▶ **TASK INSTRUCTIONS**: Gather up the lines that contain "label".
<<<<
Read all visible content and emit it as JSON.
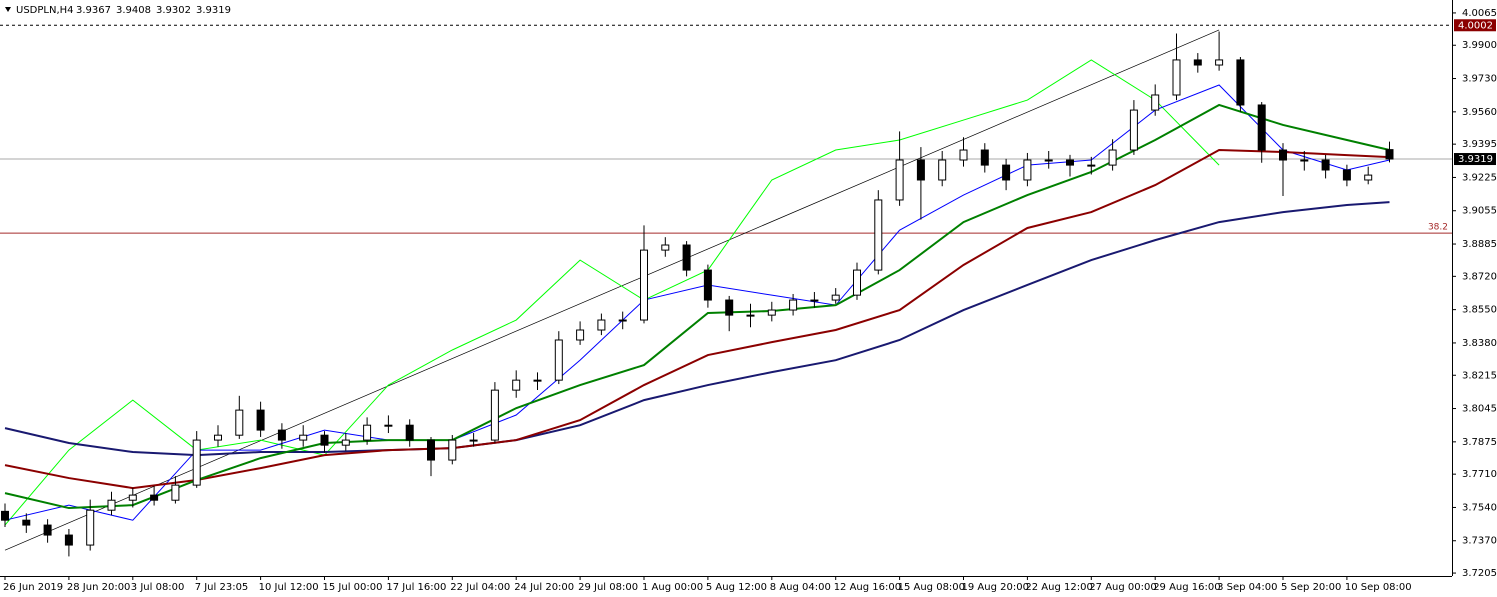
{
  "chart_data": {
    "type": "candlestick",
    "symbol": "USDPLN,H4",
    "categories": [
      "26 Jun 2019",
      null,
      null,
      "28 Jun 20:00",
      null,
      null,
      "3 Jul 08:00",
      null,
      null,
      "7 Jul 23:05",
      null,
      null,
      "10 Jul 12:00",
      null,
      null,
      "15 Jul 00:00",
      null,
      null,
      "17 Jul 16:00",
      null,
      null,
      "22 Jul 04:00",
      null,
      null,
      "24 Jul 20:00",
      null,
      null,
      "29 Jul 08:00",
      null,
      null,
      "1 Aug 00:00",
      null,
      null,
      "5 Aug 12:00",
      null,
      null,
      "8 Aug 04:00",
      null,
      null,
      "12 Aug 16:00",
      null,
      null,
      "15 Aug 08:00",
      null,
      null,
      "19 Aug 20:00",
      null,
      null,
      "22 Aug 12:00",
      null,
      null,
      "27 Aug 00:00",
      null,
      null,
      "29 Aug 16:00",
      null,
      null,
      "3 Sep 04:00",
      null,
      null,
      "5 Sep 20:00",
      null,
      null,
      "10 Sep 08:00",
      null,
      null
    ],
    "open": [
      3.752,
      3.7475,
      3.745,
      3.7399,
      3.7348,
      3.7526,
      3.7577,
      3.7603,
      3.7577,
      3.7654,
      3.7884,
      3.7909,
      3.8037,
      3.7935,
      3.7884,
      3.7909,
      3.7858,
      3.7884,
      3.796,
      3.796,
      3.7884,
      3.7782,
      3.7884,
      3.7884,
      3.8139,
      3.819,
      3.819,
      3.8395,
      3.8446,
      3.8497,
      3.8497,
      3.8854,
      3.888,
      3.8752,
      3.8599,
      3.8522,
      3.8522,
      3.8548,
      3.8599,
      3.8599,
      3.8624,
      3.8752,
      3.911,
      3.9314,
      3.9212,
      3.9314,
      3.9365,
      3.9288,
      3.9212,
      3.9314,
      3.9314,
      3.9288,
      3.9288,
      3.9365,
      3.9569,
      3.9646,
      3.9825,
      3.9799,
      3.9825,
      3.9595,
      3.9365,
      3.9314,
      3.9314,
      3.9263,
      3.9212,
      3.9367
    ],
    "high": [
      3.756,
      3.751,
      3.748,
      3.743,
      3.758,
      3.762,
      3.764,
      3.765,
      3.77,
      3.793,
      3.796,
      3.811,
      3.808,
      3.797,
      3.796,
      3.793,
      3.792,
      3.8,
      3.801,
      3.799,
      3.79,
      3.791,
      3.792,
      3.818,
      3.824,
      3.823,
      3.844,
      3.849,
      3.853,
      3.854,
      3.898,
      3.892,
      3.89,
      3.878,
      3.862,
      3.858,
      3.859,
      3.863,
      3.864,
      3.866,
      3.879,
      3.916,
      3.946,
      3.938,
      3.936,
      3.943,
      3.94,
      3.932,
      3.935,
      3.936,
      3.934,
      3.933,
      3.942,
      3.962,
      3.97,
      3.996,
      3.986,
      3.997,
      3.984,
      3.961,
      3.94,
      3.936,
      3.934,
      3.929,
      3.928,
      3.9408
    ],
    "low": [
      3.744,
      3.741,
      3.736,
      3.729,
      3.732,
      3.75,
      3.754,
      3.755,
      3.756,
      3.764,
      3.785,
      3.789,
      3.79,
      3.784,
      3.785,
      3.782,
      3.783,
      3.786,
      3.792,
      3.785,
      3.77,
      3.776,
      3.785,
      3.787,
      3.81,
      3.814,
      3.817,
      3.837,
      3.842,
      3.845,
      3.848,
      3.882,
      3.872,
      3.856,
      3.844,
      3.846,
      3.849,
      3.852,
      3.856,
      3.858,
      3.86,
      3.873,
      3.908,
      3.901,
      3.918,
      3.928,
      3.925,
      3.916,
      3.918,
      3.927,
      3.923,
      3.924,
      3.926,
      3.934,
      3.954,
      3.962,
      3.976,
      3.977,
      3.956,
      3.93,
      3.913,
      3.926,
      3.922,
      3.918,
      3.919,
      3.9302
    ],
    "close": [
      3.7475,
      3.745,
      3.7399,
      3.7348,
      3.7526,
      3.7577,
      3.7603,
      3.7577,
      3.7654,
      3.7884,
      3.7909,
      3.8037,
      3.7935,
      3.7884,
      3.7909,
      3.7858,
      3.7884,
      3.796,
      3.796,
      3.7884,
      3.7782,
      3.7884,
      3.7884,
      3.8139,
      3.819,
      3.819,
      3.8395,
      3.8446,
      3.8497,
      3.8497,
      3.8854,
      3.888,
      3.8752,
      3.8599,
      3.8522,
      3.8522,
      3.8548,
      3.8599,
      3.8599,
      3.8624,
      3.8752,
      3.911,
      3.9314,
      3.9212,
      3.9314,
      3.9365,
      3.9288,
      3.9212,
      3.9314,
      3.9314,
      3.9288,
      3.9288,
      3.9365,
      3.9569,
      3.9646,
      3.9825,
      3.9799,
      3.9825,
      3.9595,
      3.9365,
      3.9314,
      3.9314,
      3.9263,
      3.9212,
      3.9237,
      3.9319
    ],
    "overlay_x": [
      0,
      3,
      6,
      9,
      12,
      15,
      18,
      21,
      24,
      27,
      30,
      33,
      36,
      39,
      42,
      45,
      48,
      51,
      54,
      57,
      60,
      63,
      65
    ],
    "overlays": [
      {
        "color": "#00ff00",
        "width": 1,
        "values": [
          3.745,
          3.7833,
          3.8088,
          3.7833,
          3.7884,
          3.7807,
          3.8165,
          3.8344,
          3.8497,
          3.8803,
          3.8599,
          3.8752,
          3.9212,
          3.9365,
          3.9416,
          3.9518,
          3.962,
          3.9825,
          3.962,
          3.9288,
          null,
          null,
          null
        ]
      },
      {
        "color": "#0000ff",
        "width": 1,
        "values": [
          3.7475,
          3.7552,
          3.7475,
          3.7833,
          3.7833,
          3.7935,
          3.7884,
          3.7884,
          3.8012,
          3.8292,
          3.8599,
          3.8676,
          3.8624,
          3.8573,
          3.8956,
          3.9135,
          3.9288,
          3.9314,
          3.9569,
          3.9697,
          3.9365,
          3.9263,
          3.9314
        ]
      },
      {
        "color": "#191970",
        "width": 2,
        "values": [
          3.7945,
          3.7869,
          3.7823,
          3.7807,
          3.7823,
          3.7823,
          3.7833,
          3.7843,
          3.7884,
          3.796,
          3.8088,
          3.8165,
          3.8231,
          3.8292,
          3.8395,
          3.8548,
          3.8676,
          3.8803,
          3.8905,
          3.8997,
          3.9048,
          3.9084,
          3.9099
        ]
      },
      {
        "color": "#8b0000",
        "width": 2,
        "values": [
          3.7756,
          3.769,
          3.7639,
          3.768,
          3.7741,
          3.7807,
          3.7833,
          3.7843,
          3.7884,
          3.7986,
          3.8165,
          3.8318,
          3.8384,
          3.8446,
          3.8548,
          3.8778,
          3.8967,
          3.9048,
          3.9186,
          3.9365,
          3.9355,
          3.9339,
          3.9329
        ]
      },
      {
        "color": "#008000",
        "width": 2,
        "values": [
          3.7613,
          3.7537,
          3.7552,
          3.768,
          3.7792,
          3.7869,
          3.7884,
          3.7884,
          3.8047,
          3.8165,
          3.8267,
          3.8533,
          3.8543,
          3.8573,
          3.8752,
          3.8997,
          3.9135,
          3.9253,
          3.9416,
          3.9595,
          3.9493,
          3.9416,
          3.9365
        ]
      }
    ],
    "trendline": {
      "x": [
        0,
        57
      ],
      "values": [
        3.7322,
        3.9978
      ]
    },
    "high_line": 4.0002,
    "fib": {
      "level": 38.2,
      "price": 3.8941
    },
    "ylim": [
      3.719,
      4.0131
    ],
    "yticks": [
      4.0065,
      {
        "value": 3.99,
        "label": "3.9900"
      },
      {
        "value": 3.973,
        "label": "3.9730"
      },
      {
        "value": 3.956,
        "label": "3.9560"
      },
      3.9395,
      3.9225,
      3.9055,
      3.8885,
      {
        "value": 3.872,
        "label": "3.8720"
      },
      {
        "value": 3.855,
        "label": "3.8550"
      },
      {
        "value": 3.838,
        "label": "3.8380"
      },
      3.8215,
      3.8045,
      3.7875,
      {
        "value": 3.771,
        "label": "3.7710"
      },
      {
        "value": 3.754,
        "label": "3.7540"
      },
      {
        "value": 3.737,
        "label": "3.7370"
      },
      3.7205
    ]
  }
}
>>>>
▶ **ANSWER BELOW**:
        "label": "3.9900"
        "label": "3.9730"
        "label": "3.9560"
        "label": "3.8720"
        "label": "3.8550"
        "label": "3.8380"
        "label": "3.7710"
        "label": "3.7540"
        "label": "3.7370"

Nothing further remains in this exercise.